WHAT IS REQUIRED - Please repeat the material exactly, starting with the line that contains "grid-dash (480, 454, 481, 496)" and going on through the line that contains "q4-stem: 4.古诗文默写。（10分） (70, 924, 221, 940)".
◆ ◆ ◆ ◆ ◆
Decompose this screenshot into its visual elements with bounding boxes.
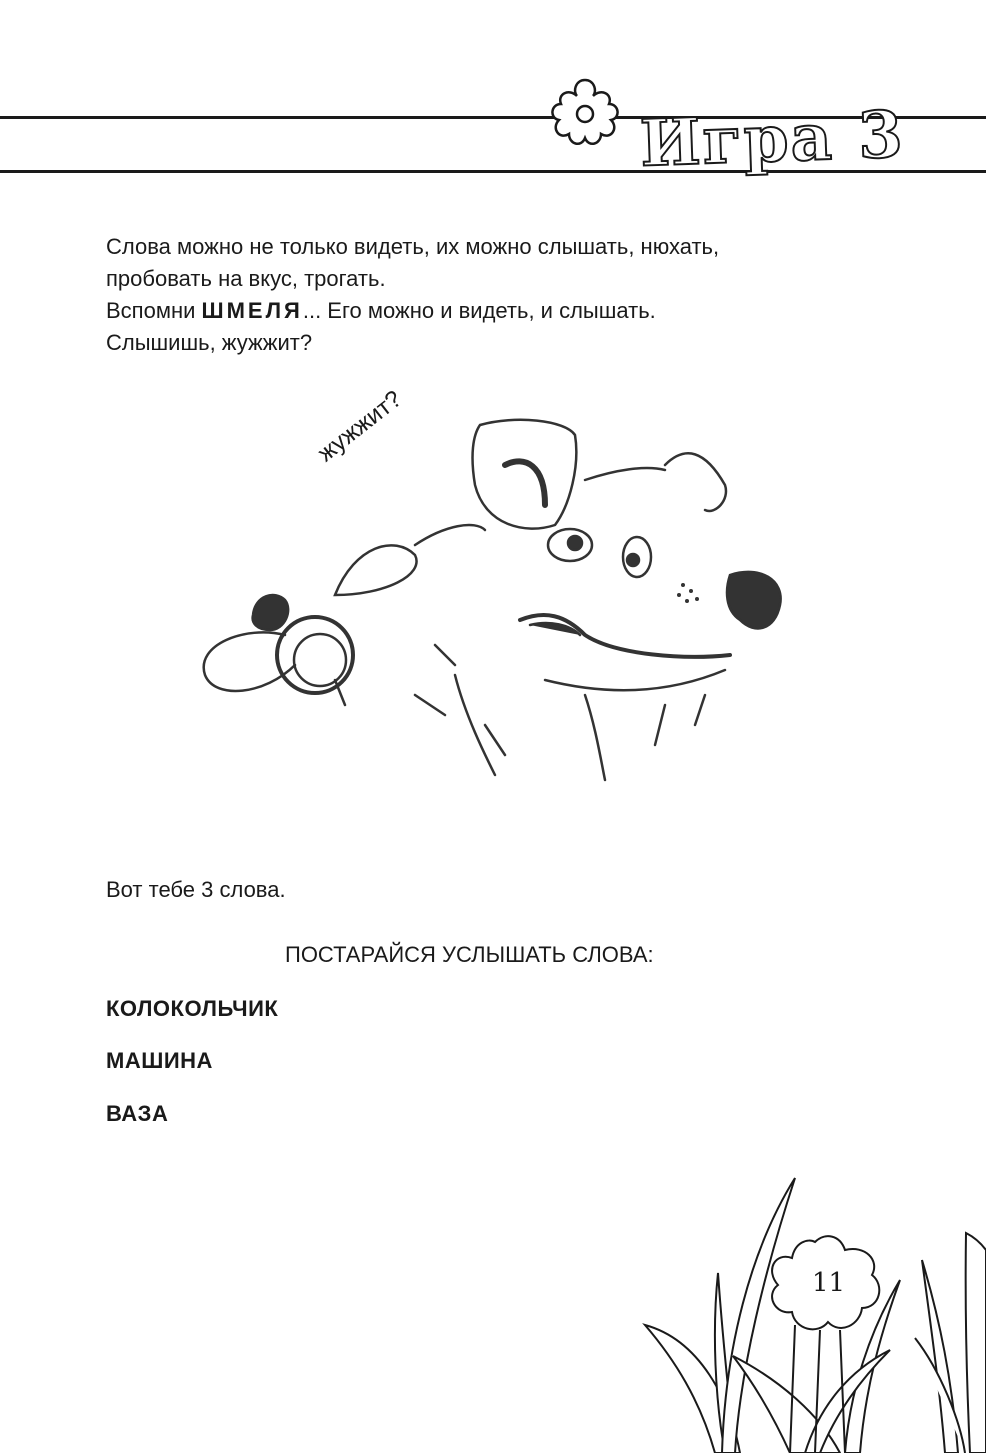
intro-line	[106, 295, 866, 327]
page-number: 11	[812, 1268, 846, 1298]
task-instruction: ПОСТАРАЙСЯ УСЛЫШАТЬ СЛОВА:	[285, 942, 654, 967]
intro-line: Слышишь, жужжит?	[106, 330, 313, 355]
grass-decoration	[640, 1170, 986, 1453]
intro-text	[106, 231, 866, 359]
highlight-word: ШМЕЛЯ	[201, 298, 303, 323]
word-item: МАШИНА	[106, 1048, 213, 1073]
task-lead: Вот тебе 3 слова.	[106, 877, 286, 902]
word-item: ВАЗА	[106, 1101, 169, 1126]
bee-wing-icon	[335, 545, 417, 595]
intro-line: пробовать на вкус, трогать.	[106, 266, 386, 291]
flower-icon	[545, 72, 625, 152]
buzz-caption: жужжит?	[312, 385, 407, 468]
intro-prefix: Вспомни	[106, 298, 202, 323]
intro-line: Слова можно не только видеть, их можно слышать, нюхать,	[106, 234, 720, 259]
intro-suffix: ... Его можно и видеть, и слышать.	[302, 298, 656, 323]
bee-dog-illustration	[185, 395, 805, 785]
game-title-text: Игра 3	[638, 97, 906, 182]
game-title	[638, 97, 906, 198]
word-item: КОЛОКОЛЬЧИК	[106, 996, 279, 1021]
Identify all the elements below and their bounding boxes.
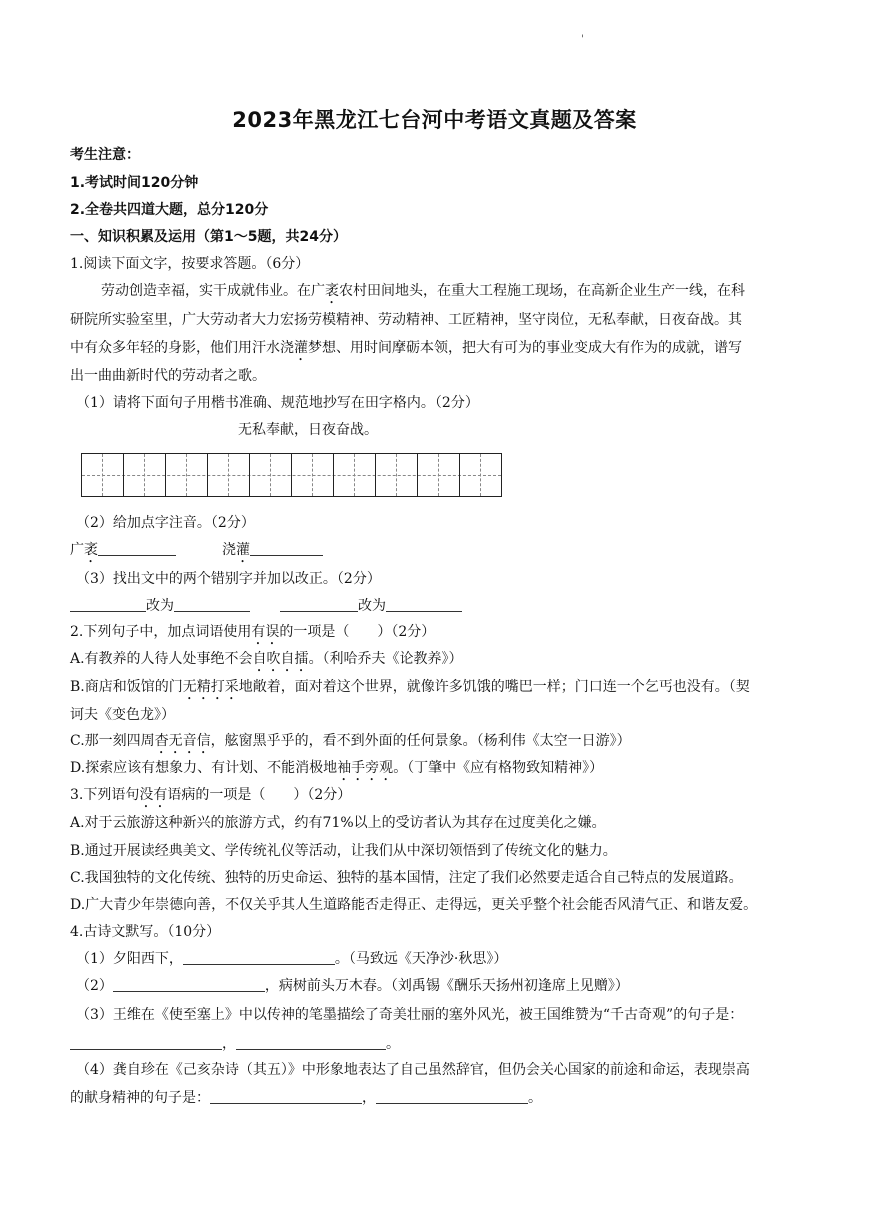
grid-dash (480, 454, 481, 496)
notice-item-time: 1.考试时间120分钟 (70, 175, 199, 191)
dotted-word: 杳无音信 (154, 733, 211, 749)
section-heading: 一、知识积累及运用（第1～5题，共24分） (70, 229, 347, 245)
grid-dash (186, 454, 187, 496)
poem-blank-2[interactable] (113, 977, 265, 992)
text-span: ，舷窗黑乎乎的，看不到外面的任何景象。（杨利伟《太空一日游》） (210, 733, 631, 749)
text-span: 。（丁肇中《应有格物致知精神》） (393, 760, 604, 776)
dotted-char: 袤 (84, 542, 98, 558)
q4-stem: 4.古诗文默写。（10分） (70, 924, 221, 940)
poem-blank-4b[interactable] (376, 1089, 528, 1104)
dotted-word: 无精打采 (182, 679, 239, 695)
grid-line (291, 454, 292, 496)
text-span: 。 (528, 1090, 542, 1106)
text-span: ， (222, 1036, 236, 1052)
q1-passage-line-2: 研院所实验室里，广大劳动者大力宏扬劳模精神、劳动精神、工匠精神，坚守岗位，无私奉献，日夜奋战。其 (70, 312, 742, 328)
q2-stem (70, 622, 435, 648)
q1-passage-line-3 (70, 338, 742, 364)
text-span: 梦想、用时间摩砺本领，把大有可为的事业变成大有作为的成就，谱写 (308, 340, 742, 356)
q4-item-4: （4）龚自珍在《己亥杂诗（其五）》中形象地表达了自己虽然辞官，但仍会关心国家的前途和命运，表现崇高 (76, 1062, 750, 1078)
q4-item-4-blanks (70, 1088, 542, 1108)
text-span: A.有教养的人待人处事绝不会 (70, 651, 253, 667)
grid-line (375, 454, 376, 496)
q3-option-d[interactable]: D.广大青少年崇德向善，不仅关乎其人生道路能否走得正、走得远，更关乎整个社会能否风清气正、和谐友爱。 (70, 897, 758, 913)
fixed-char-blank-2[interactable] (386, 597, 462, 612)
q3-option-b[interactable]: B.通过开展读经典美文、学传统礼仪等活动，让我们从中深切领悟到了传统文化的魅力。 (70, 843, 617, 859)
q3-stem (70, 785, 351, 811)
q1-sub1: （1）请将下面句子用楷书准确、规范地抄写在田字格内。（2分） (76, 395, 479, 411)
grid-dash (438, 454, 439, 496)
fixed-char-blank-1[interactable] (174, 597, 250, 612)
text-span: 。 (386, 1036, 400, 1052)
grid-dash (102, 454, 103, 496)
text-span: 浇 (222, 542, 236, 558)
q1-sub3: （3）找出文中的两个错别字并加以改正。（2分） (76, 571, 381, 587)
correction-line (70, 596, 462, 616)
grid-dash (396, 454, 397, 496)
wrong-char-blank-1[interactable] (70, 597, 146, 612)
dotted-char: 灌 (294, 340, 308, 356)
pinyin-blank-1[interactable] (98, 541, 176, 556)
text-span: ， (362, 1090, 376, 1106)
q2-option-a[interactable] (70, 649, 463, 675)
q4-item-1 (76, 949, 507, 969)
q1-stem: 1.阅读下面文字，按要求答题。（6分） (70, 256, 310, 272)
header-mark: ' (581, 34, 584, 45)
text-span: B.商店和饭馆的门 (70, 679, 183, 695)
grid-line (417, 454, 418, 496)
grid-line (459, 454, 460, 496)
q3-option-a[interactable]: A.对于云旅游这种新兴的旅游方式，约有71%以上的受访者认为其存在过度美化之嫌。 (70, 815, 606, 831)
tianzige-grid[interactable] (81, 453, 502, 497)
text-span: 广 (70, 542, 84, 558)
poem-blank-3b[interactable] (236, 1035, 386, 1050)
q3-option-c[interactable]: C.我国独特的文化传统、独特的历史命运、独特的基本国情，注定了我们必然要走适合自己特点的发展道路。 (70, 870, 743, 886)
pinyin-line (70, 540, 323, 566)
text-span: 的一项是（ ）（2分） (279, 624, 436, 640)
text-span: ，病树前头万木春。（刘禹锡《酬乐天扬州初逢席上见赠》） (264, 978, 629, 994)
poem-blank-1[interactable] (183, 950, 335, 965)
grid-line (165, 454, 166, 496)
poem-blank-3a[interactable] (70, 1035, 222, 1050)
q4-item-3-blanks (70, 1034, 400, 1054)
grid-line (207, 454, 208, 496)
dotted-char: 袤 (325, 283, 339, 299)
notice-item-score: 2.全卷共四道大题，总分120分 (70, 202, 269, 218)
text-span: 农村田间地头，在重大工程施工现场，在高新企业生产一线，在科 (339, 283, 745, 299)
text-span: 的献身精神的句子是： (70, 1090, 210, 1106)
text-span: 中有众多年轻的身影，他们用汗水浇 (70, 340, 294, 356)
text-span: 。（利哈乔夫《论教养》） (308, 651, 463, 667)
text-span: 。（马致远《天净沙·秋思》） (334, 951, 508, 967)
text-span: 劳动创造幸福，实干成就伟业。在广 (101, 283, 325, 299)
poem-blank-4a[interactable] (210, 1089, 362, 1104)
text-span: 改为 (358, 598, 386, 614)
text-span: 语病的一项是（ ）（2分） (167, 787, 352, 803)
q4-item-2 (76, 976, 629, 996)
text-span: 地敞着，面对着这个世界，就像许多饥饿的嘴巴一样；门口连一个乞丐也没有。（契 (238, 679, 750, 695)
text-span: （2） (76, 978, 113, 994)
page-title: 2023年黑龙江七台河中考语文真题及答案 (232, 108, 637, 132)
grid-line (249, 454, 250, 496)
text-span: 改为 (146, 598, 174, 614)
q1-passage-line-1 (101, 281, 745, 307)
q2-option-b-cont: 诃夫《变色龙》） (70, 707, 175, 723)
text-span: （1）夕阳西下， (76, 951, 183, 967)
text-span: D.探索应该有想象力、有计划、不能消极地 (70, 760, 338, 776)
dotted-char: 有误 (251, 624, 280, 640)
grid-line (333, 454, 334, 496)
copy-sentence: 无私奉献，日夜奋战。 (238, 422, 378, 438)
q2-option-c[interactable] (70, 731, 631, 757)
dotted-word: 袖手旁观 (337, 760, 394, 776)
grid-dash (228, 454, 229, 496)
q4-item-3: （3）王维在《使至塞上》中以传神的笔墨描绘了奇美壮丽的塞外风光，被王国维赞为“千古奇观”的句子是： (76, 1007, 744, 1023)
dotted-word: 没有 (139, 787, 168, 803)
grid-dash (312, 454, 313, 496)
q1-sub2: （2）给加点字注音。（2分） (76, 515, 255, 531)
notice-heading: 考生注意： (70, 147, 140, 163)
dotted-word: 自吹自擂 (252, 651, 309, 667)
grid-dash (270, 454, 271, 496)
grid-line (123, 454, 124, 496)
text-span: C.那一刻四周 (70, 733, 155, 749)
text-span: 3.下列语句 (70, 787, 140, 803)
grid-dash (354, 454, 355, 496)
pinyin-blank-2[interactable] (250, 541, 323, 556)
text-span: 2.下列句子中，加点词语使用 (70, 624, 252, 640)
grid-dash (144, 454, 145, 496)
q2-option-b[interactable] (70, 677, 750, 703)
q1-passage-line-4: 出一曲曲新时代的劳动者之歌。 (70, 368, 266, 384)
wrong-char-blank-2[interactable] (280, 597, 358, 612)
dotted-char: 灌 (236, 542, 250, 558)
q2-option-d[interactable] (70, 758, 603, 784)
◆ ◆ ◆ ◆ ◆
CORRECT ANSWER -
grid-dash (480, 454, 481, 496)
notice-item-time: 1.考试时间120分钟 (70, 175, 199, 191)
dotted-word: 杳无音信 (154, 733, 211, 749)
section-heading: 一、知识积累及运用（第1～5题，共24分） (70, 229, 347, 245)
grid-dash (186, 454, 187, 496)
poem-blank-2[interactable] (113, 977, 265, 992)
text-span: ，舷窗黑乎乎的，看不到外面的任何景象。（杨利伟《太空一日游》） (210, 733, 631, 749)
text-span: 。（丁肇中《应有格物致知精神》） (393, 760, 604, 776)
dotted-char: 袤 (84, 542, 98, 558)
q4-stem: 4.古诗文默写。（10分） (70, 924, 221, 940)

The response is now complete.